» **DIRECTIVE**: Narrow the data below down to the lines containing "Products".

» **ROWS**:
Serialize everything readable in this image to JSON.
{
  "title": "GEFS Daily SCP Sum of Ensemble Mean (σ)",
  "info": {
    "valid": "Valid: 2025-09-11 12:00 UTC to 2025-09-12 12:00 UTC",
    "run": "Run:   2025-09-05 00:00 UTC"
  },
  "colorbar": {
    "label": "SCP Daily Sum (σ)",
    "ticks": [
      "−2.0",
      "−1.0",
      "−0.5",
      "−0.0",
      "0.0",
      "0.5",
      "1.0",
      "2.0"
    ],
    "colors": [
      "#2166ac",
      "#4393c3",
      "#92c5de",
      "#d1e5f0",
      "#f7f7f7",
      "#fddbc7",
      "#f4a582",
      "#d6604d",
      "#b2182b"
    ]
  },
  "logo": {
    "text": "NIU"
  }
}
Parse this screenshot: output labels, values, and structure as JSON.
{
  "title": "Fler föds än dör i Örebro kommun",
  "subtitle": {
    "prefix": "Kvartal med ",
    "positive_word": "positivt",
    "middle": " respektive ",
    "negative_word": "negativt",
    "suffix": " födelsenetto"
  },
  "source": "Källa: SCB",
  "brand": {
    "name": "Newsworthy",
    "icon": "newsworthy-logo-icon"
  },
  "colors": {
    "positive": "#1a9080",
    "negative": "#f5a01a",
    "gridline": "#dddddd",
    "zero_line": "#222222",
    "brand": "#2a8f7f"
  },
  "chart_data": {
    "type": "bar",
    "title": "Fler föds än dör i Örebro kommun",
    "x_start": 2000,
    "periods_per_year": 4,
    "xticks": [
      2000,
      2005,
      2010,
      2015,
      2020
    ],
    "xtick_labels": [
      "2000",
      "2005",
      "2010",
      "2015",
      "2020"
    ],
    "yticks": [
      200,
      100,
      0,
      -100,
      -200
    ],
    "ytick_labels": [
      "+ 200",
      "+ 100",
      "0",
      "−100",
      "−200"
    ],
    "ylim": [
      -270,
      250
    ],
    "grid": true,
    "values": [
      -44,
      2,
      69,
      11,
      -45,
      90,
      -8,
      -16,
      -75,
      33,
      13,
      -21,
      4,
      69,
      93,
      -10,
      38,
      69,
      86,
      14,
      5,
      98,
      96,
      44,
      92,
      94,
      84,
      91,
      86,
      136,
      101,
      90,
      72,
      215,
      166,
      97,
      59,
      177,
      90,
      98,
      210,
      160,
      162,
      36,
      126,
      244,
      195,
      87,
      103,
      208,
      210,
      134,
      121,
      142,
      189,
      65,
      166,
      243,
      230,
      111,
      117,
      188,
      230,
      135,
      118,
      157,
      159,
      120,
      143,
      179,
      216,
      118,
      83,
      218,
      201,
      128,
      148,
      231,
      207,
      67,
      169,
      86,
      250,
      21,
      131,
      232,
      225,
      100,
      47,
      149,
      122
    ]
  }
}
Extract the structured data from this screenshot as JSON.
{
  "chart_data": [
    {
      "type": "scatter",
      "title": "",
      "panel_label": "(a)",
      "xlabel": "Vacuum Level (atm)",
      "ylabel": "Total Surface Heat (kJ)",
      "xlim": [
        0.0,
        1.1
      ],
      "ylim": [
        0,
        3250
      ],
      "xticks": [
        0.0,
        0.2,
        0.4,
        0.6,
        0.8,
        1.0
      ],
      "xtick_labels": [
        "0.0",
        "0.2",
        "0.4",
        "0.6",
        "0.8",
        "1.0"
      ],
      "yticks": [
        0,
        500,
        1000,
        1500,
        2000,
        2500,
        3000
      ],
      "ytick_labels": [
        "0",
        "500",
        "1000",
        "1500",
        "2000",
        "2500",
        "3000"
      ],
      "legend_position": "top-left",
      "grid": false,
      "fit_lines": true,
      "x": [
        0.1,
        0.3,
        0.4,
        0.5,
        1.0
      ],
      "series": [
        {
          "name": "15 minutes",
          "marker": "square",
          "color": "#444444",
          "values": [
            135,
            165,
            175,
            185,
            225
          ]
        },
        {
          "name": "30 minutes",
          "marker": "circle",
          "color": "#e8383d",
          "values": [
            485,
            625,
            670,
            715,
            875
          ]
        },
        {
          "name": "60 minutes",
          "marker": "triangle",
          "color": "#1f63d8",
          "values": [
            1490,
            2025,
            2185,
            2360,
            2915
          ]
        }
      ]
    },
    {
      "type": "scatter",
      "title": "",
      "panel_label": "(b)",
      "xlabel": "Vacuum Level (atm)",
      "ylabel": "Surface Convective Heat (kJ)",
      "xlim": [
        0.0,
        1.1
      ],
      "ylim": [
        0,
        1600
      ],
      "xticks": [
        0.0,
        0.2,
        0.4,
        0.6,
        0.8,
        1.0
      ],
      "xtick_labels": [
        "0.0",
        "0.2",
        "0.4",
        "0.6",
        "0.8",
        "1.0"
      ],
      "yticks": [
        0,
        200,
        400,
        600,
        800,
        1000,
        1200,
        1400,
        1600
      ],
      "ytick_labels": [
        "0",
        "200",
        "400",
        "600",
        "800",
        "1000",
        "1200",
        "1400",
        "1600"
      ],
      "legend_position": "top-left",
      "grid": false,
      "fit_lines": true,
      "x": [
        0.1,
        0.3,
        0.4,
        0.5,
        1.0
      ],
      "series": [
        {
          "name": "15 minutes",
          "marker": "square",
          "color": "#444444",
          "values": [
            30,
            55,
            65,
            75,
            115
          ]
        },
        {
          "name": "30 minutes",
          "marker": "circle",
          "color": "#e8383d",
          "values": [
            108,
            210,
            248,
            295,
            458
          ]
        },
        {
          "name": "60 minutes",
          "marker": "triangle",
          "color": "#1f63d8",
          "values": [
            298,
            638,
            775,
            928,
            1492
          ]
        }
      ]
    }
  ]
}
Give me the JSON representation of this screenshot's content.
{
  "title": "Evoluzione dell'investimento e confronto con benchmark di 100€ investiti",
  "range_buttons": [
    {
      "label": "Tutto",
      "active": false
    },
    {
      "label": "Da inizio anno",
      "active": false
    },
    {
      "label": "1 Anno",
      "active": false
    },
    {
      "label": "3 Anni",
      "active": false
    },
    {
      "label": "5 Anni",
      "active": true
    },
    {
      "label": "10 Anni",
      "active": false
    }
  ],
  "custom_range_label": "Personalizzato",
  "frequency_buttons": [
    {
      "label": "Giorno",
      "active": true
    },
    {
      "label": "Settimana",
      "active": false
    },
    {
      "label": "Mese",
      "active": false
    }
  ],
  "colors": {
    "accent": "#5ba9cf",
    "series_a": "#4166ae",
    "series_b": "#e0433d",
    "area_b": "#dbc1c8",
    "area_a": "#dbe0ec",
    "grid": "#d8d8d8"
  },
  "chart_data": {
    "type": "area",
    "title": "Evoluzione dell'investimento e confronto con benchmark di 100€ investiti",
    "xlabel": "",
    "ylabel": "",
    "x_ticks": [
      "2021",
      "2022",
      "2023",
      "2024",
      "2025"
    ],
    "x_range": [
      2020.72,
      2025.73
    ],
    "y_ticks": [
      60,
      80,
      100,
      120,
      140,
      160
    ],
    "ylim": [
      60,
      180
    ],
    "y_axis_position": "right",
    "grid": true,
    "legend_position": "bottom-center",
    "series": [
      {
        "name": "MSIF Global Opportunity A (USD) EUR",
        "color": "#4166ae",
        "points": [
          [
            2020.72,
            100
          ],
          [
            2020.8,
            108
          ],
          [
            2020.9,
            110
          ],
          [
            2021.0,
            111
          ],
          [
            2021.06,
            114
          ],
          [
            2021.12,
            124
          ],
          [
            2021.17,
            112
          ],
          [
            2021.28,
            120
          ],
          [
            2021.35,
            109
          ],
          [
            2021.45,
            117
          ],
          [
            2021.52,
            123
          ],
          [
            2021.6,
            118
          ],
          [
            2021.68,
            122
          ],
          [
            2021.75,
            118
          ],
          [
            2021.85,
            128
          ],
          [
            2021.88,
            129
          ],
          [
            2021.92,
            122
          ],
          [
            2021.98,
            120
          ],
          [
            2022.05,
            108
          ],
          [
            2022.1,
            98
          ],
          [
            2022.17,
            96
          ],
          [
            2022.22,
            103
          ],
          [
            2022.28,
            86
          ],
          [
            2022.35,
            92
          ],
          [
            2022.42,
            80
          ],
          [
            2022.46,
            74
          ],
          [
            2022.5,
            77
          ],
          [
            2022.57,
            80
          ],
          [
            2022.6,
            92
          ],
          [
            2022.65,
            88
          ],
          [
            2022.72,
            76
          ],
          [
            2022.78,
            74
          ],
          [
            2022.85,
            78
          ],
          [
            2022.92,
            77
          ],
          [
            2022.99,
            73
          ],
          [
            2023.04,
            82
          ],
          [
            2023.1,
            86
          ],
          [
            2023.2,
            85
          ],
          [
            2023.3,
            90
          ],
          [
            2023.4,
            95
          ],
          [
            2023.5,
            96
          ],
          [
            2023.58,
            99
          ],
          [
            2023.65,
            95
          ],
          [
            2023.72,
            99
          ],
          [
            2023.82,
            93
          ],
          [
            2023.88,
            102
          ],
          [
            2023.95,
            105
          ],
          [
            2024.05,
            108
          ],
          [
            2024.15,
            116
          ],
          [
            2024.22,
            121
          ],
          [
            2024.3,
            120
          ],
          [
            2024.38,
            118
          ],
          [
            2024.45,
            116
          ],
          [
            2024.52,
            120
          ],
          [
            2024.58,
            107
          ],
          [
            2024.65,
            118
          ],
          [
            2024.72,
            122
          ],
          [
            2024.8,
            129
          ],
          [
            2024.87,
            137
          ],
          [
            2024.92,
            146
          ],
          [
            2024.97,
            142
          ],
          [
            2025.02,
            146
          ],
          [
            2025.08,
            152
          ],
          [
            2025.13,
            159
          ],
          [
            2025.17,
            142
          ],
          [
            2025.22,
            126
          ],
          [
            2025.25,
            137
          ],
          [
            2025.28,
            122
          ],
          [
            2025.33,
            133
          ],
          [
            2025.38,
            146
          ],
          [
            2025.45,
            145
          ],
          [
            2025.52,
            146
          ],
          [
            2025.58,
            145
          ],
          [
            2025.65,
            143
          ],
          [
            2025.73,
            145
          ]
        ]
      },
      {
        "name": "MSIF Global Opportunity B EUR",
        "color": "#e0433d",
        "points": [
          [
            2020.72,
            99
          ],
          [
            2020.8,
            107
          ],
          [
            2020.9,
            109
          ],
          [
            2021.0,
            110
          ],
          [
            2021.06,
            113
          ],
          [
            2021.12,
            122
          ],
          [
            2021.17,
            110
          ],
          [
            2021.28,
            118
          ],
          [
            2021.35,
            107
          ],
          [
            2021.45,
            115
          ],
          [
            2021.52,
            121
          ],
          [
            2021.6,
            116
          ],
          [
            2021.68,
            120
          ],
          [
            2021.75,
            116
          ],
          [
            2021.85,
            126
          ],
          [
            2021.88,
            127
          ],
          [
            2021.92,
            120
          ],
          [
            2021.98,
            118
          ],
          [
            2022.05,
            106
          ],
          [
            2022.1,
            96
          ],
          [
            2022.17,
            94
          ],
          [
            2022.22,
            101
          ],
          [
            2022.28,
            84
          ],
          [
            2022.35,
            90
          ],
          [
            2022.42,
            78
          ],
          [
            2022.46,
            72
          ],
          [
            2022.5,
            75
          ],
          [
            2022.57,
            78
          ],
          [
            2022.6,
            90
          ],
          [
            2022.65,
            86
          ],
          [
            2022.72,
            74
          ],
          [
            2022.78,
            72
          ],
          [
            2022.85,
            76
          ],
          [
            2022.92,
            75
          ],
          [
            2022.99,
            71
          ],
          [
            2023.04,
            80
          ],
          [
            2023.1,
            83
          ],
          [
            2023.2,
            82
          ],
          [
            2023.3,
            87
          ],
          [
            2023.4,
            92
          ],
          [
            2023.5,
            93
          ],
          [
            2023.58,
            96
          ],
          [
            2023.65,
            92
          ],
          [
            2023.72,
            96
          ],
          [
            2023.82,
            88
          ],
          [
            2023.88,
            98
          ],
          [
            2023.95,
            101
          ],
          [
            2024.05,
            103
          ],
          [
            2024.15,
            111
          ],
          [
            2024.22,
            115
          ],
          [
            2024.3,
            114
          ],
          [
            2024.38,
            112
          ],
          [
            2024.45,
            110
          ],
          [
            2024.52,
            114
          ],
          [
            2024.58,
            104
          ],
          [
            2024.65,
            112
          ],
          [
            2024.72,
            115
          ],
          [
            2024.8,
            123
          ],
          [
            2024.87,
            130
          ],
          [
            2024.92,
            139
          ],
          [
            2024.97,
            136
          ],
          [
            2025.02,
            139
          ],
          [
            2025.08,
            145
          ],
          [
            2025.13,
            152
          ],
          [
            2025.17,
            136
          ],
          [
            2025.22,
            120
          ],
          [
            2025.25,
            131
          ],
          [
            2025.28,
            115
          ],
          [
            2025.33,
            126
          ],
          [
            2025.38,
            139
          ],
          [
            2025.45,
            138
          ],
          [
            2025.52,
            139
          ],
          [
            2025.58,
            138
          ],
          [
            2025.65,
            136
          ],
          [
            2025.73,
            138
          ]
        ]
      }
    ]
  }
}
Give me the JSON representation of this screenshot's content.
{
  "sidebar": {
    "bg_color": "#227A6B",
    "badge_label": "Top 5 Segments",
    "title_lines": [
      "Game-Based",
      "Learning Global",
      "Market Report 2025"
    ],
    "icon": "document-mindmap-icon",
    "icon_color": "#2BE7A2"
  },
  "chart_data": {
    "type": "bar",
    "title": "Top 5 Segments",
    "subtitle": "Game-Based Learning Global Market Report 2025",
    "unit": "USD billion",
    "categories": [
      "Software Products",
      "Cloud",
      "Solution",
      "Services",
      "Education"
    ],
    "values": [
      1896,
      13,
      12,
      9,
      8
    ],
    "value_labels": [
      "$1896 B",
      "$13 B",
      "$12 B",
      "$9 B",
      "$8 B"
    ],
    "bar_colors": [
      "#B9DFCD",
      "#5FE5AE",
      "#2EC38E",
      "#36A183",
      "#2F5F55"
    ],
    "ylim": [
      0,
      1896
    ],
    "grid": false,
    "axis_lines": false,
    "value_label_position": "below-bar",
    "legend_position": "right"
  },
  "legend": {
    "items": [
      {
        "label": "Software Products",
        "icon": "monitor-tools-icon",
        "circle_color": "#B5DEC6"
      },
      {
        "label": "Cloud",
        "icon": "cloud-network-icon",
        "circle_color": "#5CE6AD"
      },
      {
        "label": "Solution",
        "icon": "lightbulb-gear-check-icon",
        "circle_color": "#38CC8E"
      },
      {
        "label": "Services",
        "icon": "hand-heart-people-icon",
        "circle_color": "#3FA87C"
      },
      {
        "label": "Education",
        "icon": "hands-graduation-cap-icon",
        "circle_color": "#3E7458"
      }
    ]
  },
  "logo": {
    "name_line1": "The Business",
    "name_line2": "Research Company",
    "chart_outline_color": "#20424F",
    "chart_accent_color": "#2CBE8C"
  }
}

» **EXERCISE SOLUTION**:
      "Software Products",
        "label": "Software Products",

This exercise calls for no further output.